■ Work required
Return the listing below word for word, line by line, leaving out the pictures.

■ Extracted records
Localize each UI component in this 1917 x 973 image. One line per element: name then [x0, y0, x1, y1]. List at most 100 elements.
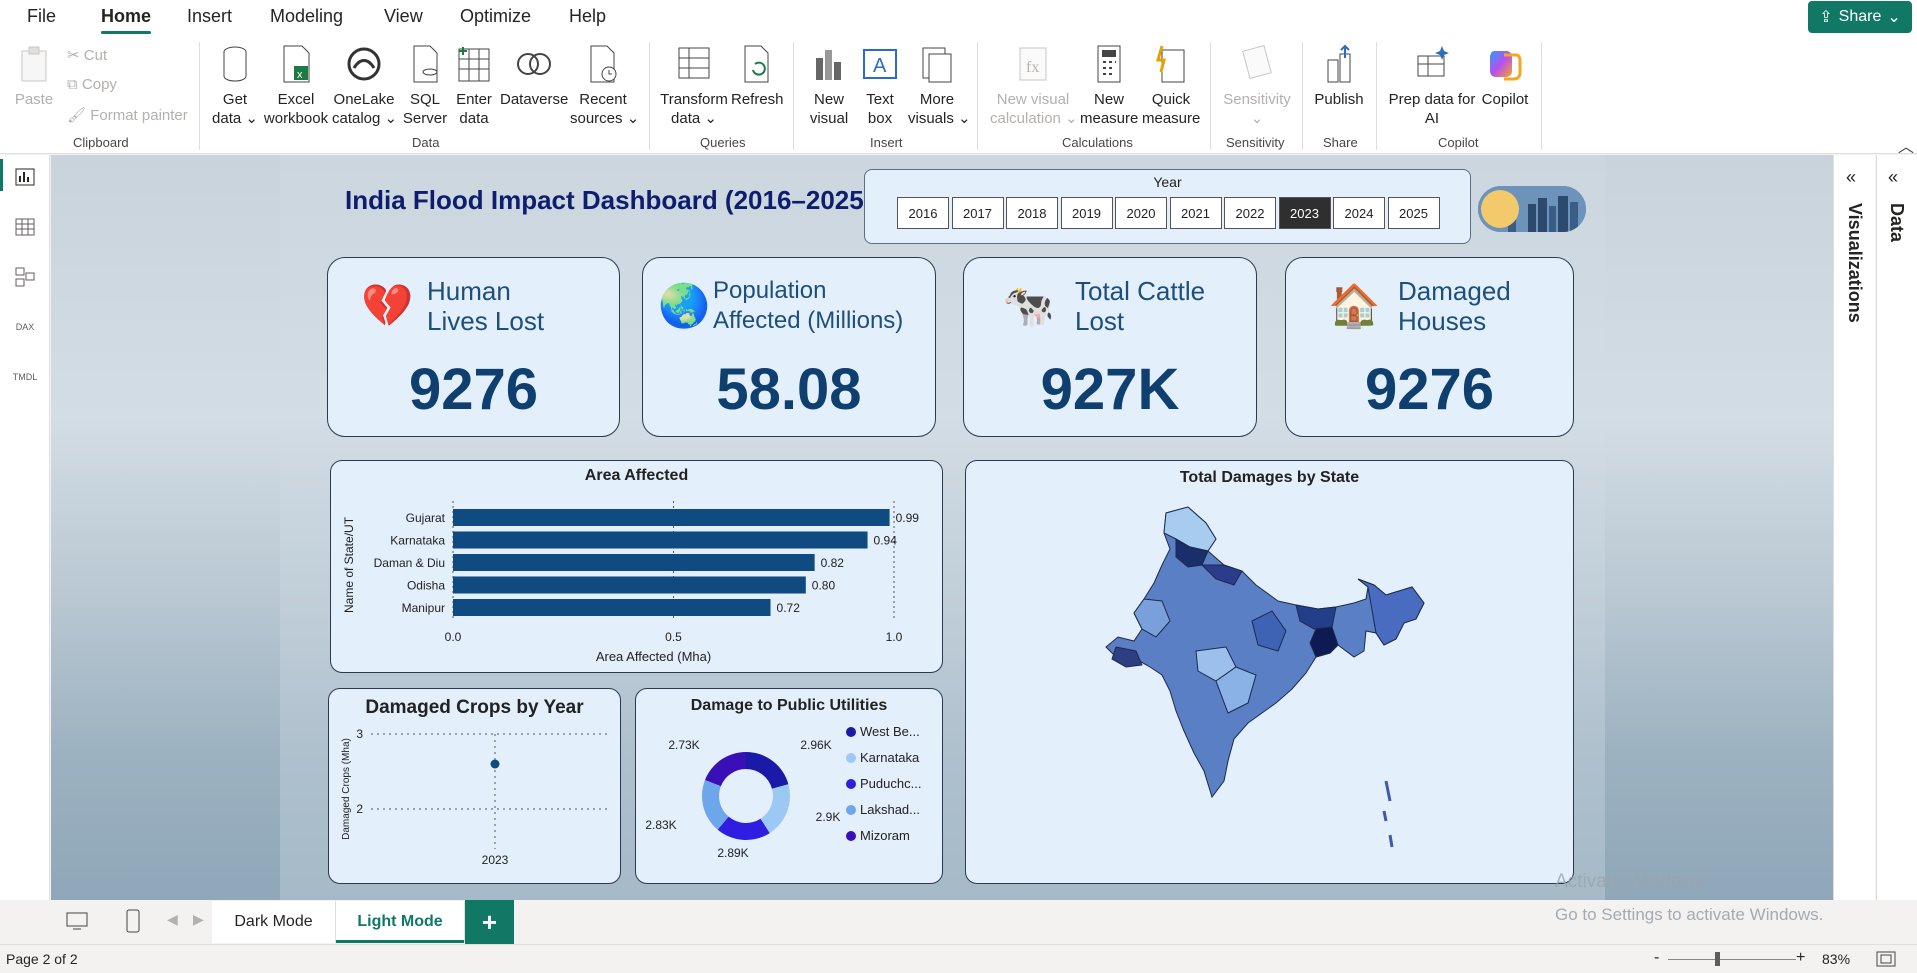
- india-map[interactable]: [966, 461, 1575, 885]
- group-calculations: Calculations: [1062, 135, 1133, 150]
- dataverse-icon: [514, 42, 554, 86]
- copilot-label: Copilot: [1481, 91, 1529, 108]
- new-visual-calculation-button[interactable]: fx New visual calculation ⌄: [990, 42, 1078, 128]
- group-insert: Insert: [870, 135, 903, 150]
- year-button-2017[interactable]: 2017: [951, 197, 1004, 229]
- data-point: [490, 759, 500, 769]
- sql-server-button[interactable]: SQL Server: [402, 42, 448, 128]
- more-visuals-label-2: visuals ⌄: [908, 110, 971, 127]
- menu-view[interactable]: View: [384, 6, 423, 27]
- paste-button[interactable]: Paste: [14, 42, 54, 109]
- publish-button[interactable]: Publish: [1312, 42, 1366, 109]
- year-button-2025[interactable]: 2025: [1387, 197, 1440, 229]
- menu-help[interactable]: Help: [569, 6, 606, 27]
- visualizations-pane[interactable]: « Visualizations: [1833, 155, 1875, 900]
- donut-chart-svg: 2.96K 2.9K 2.89K 2.83K 2.73K West Be... Karnat…: [645, 724, 921, 860]
- zoom-slider-thumb[interactable]: [1715, 952, 1720, 966]
- excel-workbook-button[interactable]: x Excel workbook: [262, 42, 330, 128]
- sql-label-1: SQL: [409, 91, 440, 108]
- sensitivity-button[interactable]: Sensitivity ⌄: [1222, 42, 1292, 128]
- get-data-label-2: data ⌄: [212, 110, 258, 127]
- year-button-2023[interactable]: 2023: [1278, 197, 1331, 229]
- refresh-button[interactable]: Refresh: [731, 42, 784, 109]
- transform-data-button[interactable]: Transform data ⌄: [659, 42, 729, 128]
- y-category-label: Daman & Diu: [374, 556, 445, 570]
- bar: [453, 531, 868, 549]
- year-button-2022[interactable]: 2022: [1224, 197, 1276, 229]
- more-visuals-button[interactable]: More visuals ⌄: [908, 42, 971, 128]
- add-page-button[interactable]: +: [465, 900, 514, 944]
- menu-insert[interactable]: Insert: [187, 6, 232, 27]
- tab-light-mode[interactable]: Light Mode: [336, 901, 465, 943]
- report-view-icon[interactable]: [12, 165, 38, 189]
- kpi-value: 927K: [1040, 357, 1180, 422]
- recent-sources-icon: [583, 42, 623, 86]
- kpi-card-lives-lost[interactable]: 💔 Human Lives Lost 9276: [327, 257, 620, 437]
- y-category-label: Odisha: [407, 579, 445, 593]
- kpi-card-population-affected[interactable]: 🌏 Population Affected (Millions) 58.08: [642, 257, 936, 437]
- damaged-crops-chart[interactable]: Damaged Crops by Year 3 2 2023 Damaged Crop…: [328, 688, 621, 884]
- prep-data-ai-button[interactable]: Prep data for AI: [1388, 42, 1476, 128]
- year-button-2021[interactable]: 2021: [1169, 197, 1222, 229]
- separator: [1302, 42, 1303, 150]
- kpi-title: Human Lives Lost: [427, 276, 544, 336]
- kpi-card-cattle-lost[interactable]: 🐄 Total Cattle Lost 927K: [963, 257, 1257, 437]
- dax-query-view-icon[interactable]: DAX: [12, 315, 38, 339]
- expand-pane-icon[interactable]: «: [1888, 167, 1898, 188]
- menu-optimize[interactable]: Optimize: [460, 6, 531, 27]
- year-button-2018[interactable]: 2018: [1006, 197, 1058, 229]
- cut-button[interactable]: ✂ Cut: [67, 46, 107, 64]
- menu-file[interactable]: File: [27, 6, 56, 27]
- quick-measure-button[interactable]: Quick measure: [1142, 42, 1200, 128]
- get-data-label-2-text: data: [212, 110, 242, 127]
- chevron-left-icon[interactable]: ◀: [167, 911, 178, 928]
- kpi-title-line-1: Population: [713, 277, 827, 304]
- zoom-in-button[interactable]: +: [1796, 949, 1805, 967]
- tab-dark-mode[interactable]: Dark Mode: [212, 901, 336, 943]
- zoom-slider[interactable]: [1668, 959, 1796, 960]
- new-measure-button[interactable]: New measure: [1080, 42, 1138, 128]
- mobile-layout-icon[interactable]: [126, 909, 140, 938]
- enter-data-button[interactable]: Enter data: [452, 42, 496, 128]
- share-button[interactable]: ⇪ Share ⌄: [1808, 1, 1912, 33]
- desktop-layout-icon[interactable]: [65, 911, 89, 936]
- menu-home[interactable]: Home: [101, 6, 152, 34]
- bar-chart-svg: 0.0 0.5 1.0 Gujarat 0.99 Karnataka 0.94 Daman &…: [342, 501, 919, 664]
- paste-label: Paste: [14, 91, 54, 108]
- zoom-out-button[interactable]: -: [1654, 949, 1659, 967]
- year-button-2024[interactable]: 2024: [1333, 197, 1385, 229]
- table-view-icon[interactable]: [12, 215, 38, 239]
- data-label: 2.89K: [717, 846, 748, 860]
- kpi-title: Damaged Houses: [1398, 276, 1511, 336]
- copy-button[interactable]: ⧉ Copy: [67, 76, 117, 93]
- fit-to-page-icon[interactable]: [1876, 951, 1896, 970]
- text-box-button[interactable]: A Text box: [856, 42, 904, 128]
- expand-pane-icon[interactable]: «: [1846, 167, 1856, 188]
- bar: [453, 509, 890, 526]
- chevron-right-icon[interactable]: ▶: [193, 911, 204, 928]
- model-view-icon[interactable]: [12, 265, 38, 289]
- year-button-2020[interactable]: 2020: [1115, 197, 1167, 229]
- format-painter-button[interactable]: 🖌 Format painter: [67, 106, 188, 124]
- menu-modeling[interactable]: Modeling: [270, 6, 343, 27]
- copilot-icon: [1485, 42, 1525, 86]
- dataverse-button[interactable]: Dataverse: [500, 42, 568, 109]
- theme-toggle[interactable]: [1478, 186, 1586, 232]
- enter-data-label-1: Enter: [456, 91, 492, 108]
- collapse-ribbon-icon[interactable]: ︿: [1898, 133, 1914, 157]
- tmdl-view-icon[interactable]: TMDL: [12, 365, 38, 389]
- public-utilities-chart[interactable]: Damage to Public Utilities 2.96K 2.9K 2.89…: [635, 688, 943, 884]
- recent-sources-button[interactable]: Recent sources ⌄: [570, 42, 639, 128]
- new-visual-button[interactable]: New visual: [806, 42, 852, 128]
- onelake-catalog-button[interactable]: OneLake catalog ⌄: [332, 42, 397, 128]
- area-affected-chart[interactable]: Area Affected 0.0 0.5 1.0 Gujarat 0.99 Karnat…: [330, 460, 943, 673]
- year-button-2019[interactable]: 2019: [1060, 197, 1113, 229]
- damages-map-card[interactable]: Total Damages by State: [965, 460, 1574, 884]
- get-data-button[interactable]: Get data ⌄: [210, 42, 260, 128]
- data-pane[interactable]: « Data: [1876, 155, 1917, 900]
- copilot-button[interactable]: Copilot: [1478, 42, 1532, 109]
- kpi-title-line-2: Lives Lost: [427, 306, 545, 336]
- year-button-2016[interactable]: 2016: [897, 197, 949, 229]
- table-icon: [454, 42, 494, 86]
- kpi-card-damaged-houses[interactable]: 🏠 Damaged Houses 9276: [1285, 257, 1574, 437]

■ Result of the exercise
Localize each UI component in this 1917 x 973 image. One line per element: name then [x0, y0, x1, y1]. List at most 100 elements.
- india-map[interactable]: [966, 461, 1575, 885]
- group-calculations: Calculations: [1062, 135, 1133, 150]
- dataverse-icon: [514, 42, 554, 86]
- copilot-label: Copilot: [1481, 91, 1529, 108]
- new-visual-calculation-button[interactable]: fx New visual calculation ⌄: [990, 42, 1078, 128]
- group-insert: Insert: [870, 135, 903, 150]
- year-button-2017[interactable]: 2017: [951, 197, 1004, 229]
- data-point: [490, 759, 500, 769]
- sql-server-button[interactable]: SQL Server: [402, 42, 448, 128]
- more-visuals-label-2: visuals ⌄: [908, 110, 971, 127]
- menu-view[interactable]: View: [384, 6, 423, 27]
- paste-button[interactable]: Paste: [14, 42, 54, 109]
- publish-button[interactable]: Publish: [1312, 42, 1366, 109]
- year-button-2025[interactable]: 2025: [1387, 197, 1440, 229]
- menu-help[interactable]: Help: [569, 6, 606, 27]
- visualizations-pane[interactable]: « Visualizations: [1833, 155, 1875, 900]
- donut-chart-svg: 2.96K 2.9K 2.89K 2.83K 2.73K West Be... Karnat…: [645, 724, 921, 860]
- zoom-slider-thumb[interactable]: [1715, 952, 1720, 966]
- excel-workbook-button[interactable]: x Excel workbook: [262, 42, 330, 128]
- sql-label-1: SQL: [409, 91, 440, 108]
- sensitivity-button[interactable]: Sensitivity ⌄: [1222, 42, 1292, 128]
- get-data-label-2: data ⌄: [212, 110, 258, 127]
- year-button-2023[interactable]: 2023: [1278, 197, 1331, 229]
- refresh-button[interactable]: Refresh: [731, 42, 784, 109]
- transform-data-button[interactable]: Transform data ⌄: [659, 42, 729, 128]
- y-category-label: Daman & Diu: [374, 556, 445, 570]
- bar: [453, 531, 868, 549]
- year-button-2022[interactable]: 2022: [1224, 197, 1276, 229]
- more-visuals-button[interactable]: More visuals ⌄: [908, 42, 971, 128]
- add-page-button[interactable]: +: [465, 900, 514, 944]
- menu-insert[interactable]: Insert: [187, 6, 232, 27]
- tab-light-mode[interactable]: Light Mode: [336, 901, 465, 943]
- report-view-icon[interactable]: [12, 165, 38, 189]
- kpi-value: 927K: [1040, 357, 1180, 422]
- recent-sources-icon: [583, 42, 623, 86]
- kpi-card-lives-lost[interactable]: 💔 Human Lives Lost 9276: [327, 257, 620, 437]
- y-category-label: Odisha: [407, 579, 445, 593]
- kpi-card-population-affected[interactable]: 🌏 Population Affected (Millions) 58.08: [642, 257, 936, 437]
- damaged-crops-chart[interactable]: Damaged Crops by Year 3 2 2023 Damaged Crop…: [328, 688, 621, 884]
- prep-data-ai-button[interactable]: Prep data for AI: [1388, 42, 1476, 128]
- year-button-2021[interactable]: 2021: [1169, 197, 1222, 229]
- separator: [1302, 42, 1303, 150]
- kpi-title: Human Lives Lost: [427, 276, 544, 336]
- kpi-card-cattle-lost[interactable]: 🐄 Total Cattle Lost 927K: [963, 257, 1257, 437]
- dax-query-view-icon[interactable]: DAX: [12, 315, 38, 339]
- expand-pane-icon[interactable]: «: [1888, 167, 1898, 188]
- menu-optimize[interactable]: Optimize: [460, 6, 531, 27]
- year-button-2018[interactable]: 2018: [1006, 197, 1058, 229]
- cut-button[interactable]: ✂ Cut: [67, 46, 107, 64]
- menu-file[interactable]: File: [27, 6, 56, 27]
- quick-measure-button[interactable]: Quick measure: [1142, 42, 1200, 128]
- get-data-label-2-text: data: [212, 110, 242, 127]
- chevron-left-icon[interactable]: ◀: [167, 911, 178, 928]
- kpi-title-line-1: Population: [713, 277, 827, 304]
- zoom-in-button[interactable]: +: [1796, 949, 1805, 967]
- tab-dark-mode[interactable]: Dark Mode: [212, 901, 336, 943]
- zoom-slider[interactable]: [1668, 959, 1796, 960]
- new-measure-button[interactable]: New measure: [1080, 42, 1138, 128]
- mobile-layout-icon[interactable]: [126, 909, 140, 938]
- enter-data-button[interactable]: Enter data: [452, 42, 496, 128]
- share-button[interactable]: ⇪ Share ⌄: [1808, 1, 1912, 33]
- desktop-layout-icon[interactable]: [65, 911, 89, 936]
- menu-home[interactable]: Home: [101, 6, 152, 34]
- bar-chart-svg: 0.0 0.5 1.0 Gujarat 0.99 Karnataka 0.94 Daman &…: [342, 501, 919, 664]
- paste-label: Paste: [14, 91, 54, 108]
- zoom-out-button[interactable]: -: [1654, 949, 1659, 967]
- year-button-2024[interactable]: 2024: [1333, 197, 1385, 229]
- table-view-icon[interactable]: [12, 215, 38, 239]
- data-label: 2.89K: [717, 846, 748, 860]
- kpi-title: Damaged Houses: [1398, 276, 1511, 336]
- copy-button[interactable]: ⧉ Copy: [67, 76, 117, 93]
- fit-to-page-icon[interactable]: [1876, 951, 1896, 970]
- text-box-button[interactable]: A Text box: [856, 42, 904, 128]
- expand-pane-icon[interactable]: «: [1846, 167, 1856, 188]
- bar: [453, 509, 890, 526]
- chevron-right-icon[interactable]: ▶: [193, 911, 204, 928]
- model-view-icon[interactable]: [12, 265, 38, 289]
- year-button-2020[interactable]: 2020: [1115, 197, 1167, 229]
- format-painter-button[interactable]: 🖌 Format painter: [67, 106, 188, 124]
- menu-modeling[interactable]: Modeling: [270, 6, 343, 27]
- copilot-icon: [1485, 42, 1525, 86]
- dataverse-button[interactable]: Dataverse: [500, 42, 568, 109]
- theme-toggle[interactable]: [1478, 186, 1586, 232]
- enter-data-label-1: Enter: [456, 91, 492, 108]
- collapse-ribbon-icon[interactable]: ︿: [1898, 133, 1914, 157]
- tmdl-view-icon[interactable]: TMDL: [12, 365, 38, 389]
- public-utilities-chart[interactable]: Damage to Public Utilities 2.96K 2.9K 2.89…: [635, 688, 943, 884]
- recent-sources-button[interactable]: Recent sources ⌄: [570, 42, 639, 128]
- new-visual-button[interactable]: New visual: [806, 42, 852, 128]
- onelake-catalog-button[interactable]: OneLake catalog ⌄: [332, 42, 397, 128]
- area-affected-chart[interactable]: Area Affected 0.0 0.5 1.0 Gujarat 0.99 Karnat…: [330, 460, 943, 673]
- year-button-2019[interactable]: 2019: [1060, 197, 1113, 229]
- damages-map-card[interactable]: Total Damages by State: [965, 460, 1574, 884]
- get-data-button[interactable]: Get data ⌄: [210, 42, 260, 128]
- data-pane[interactable]: « Data: [1876, 155, 1917, 900]
- copilot-button[interactable]: Copilot: [1478, 42, 1532, 109]
- kpi-title-line-2: Lives Lost: [427, 306, 545, 336]
- year-button-2016[interactable]: 2016: [897, 197, 949, 229]
- table-icon: [454, 42, 494, 86]
- kpi-card-damaged-houses[interactable]: 🏠 Damaged Houses 9276: [1285, 257, 1574, 437]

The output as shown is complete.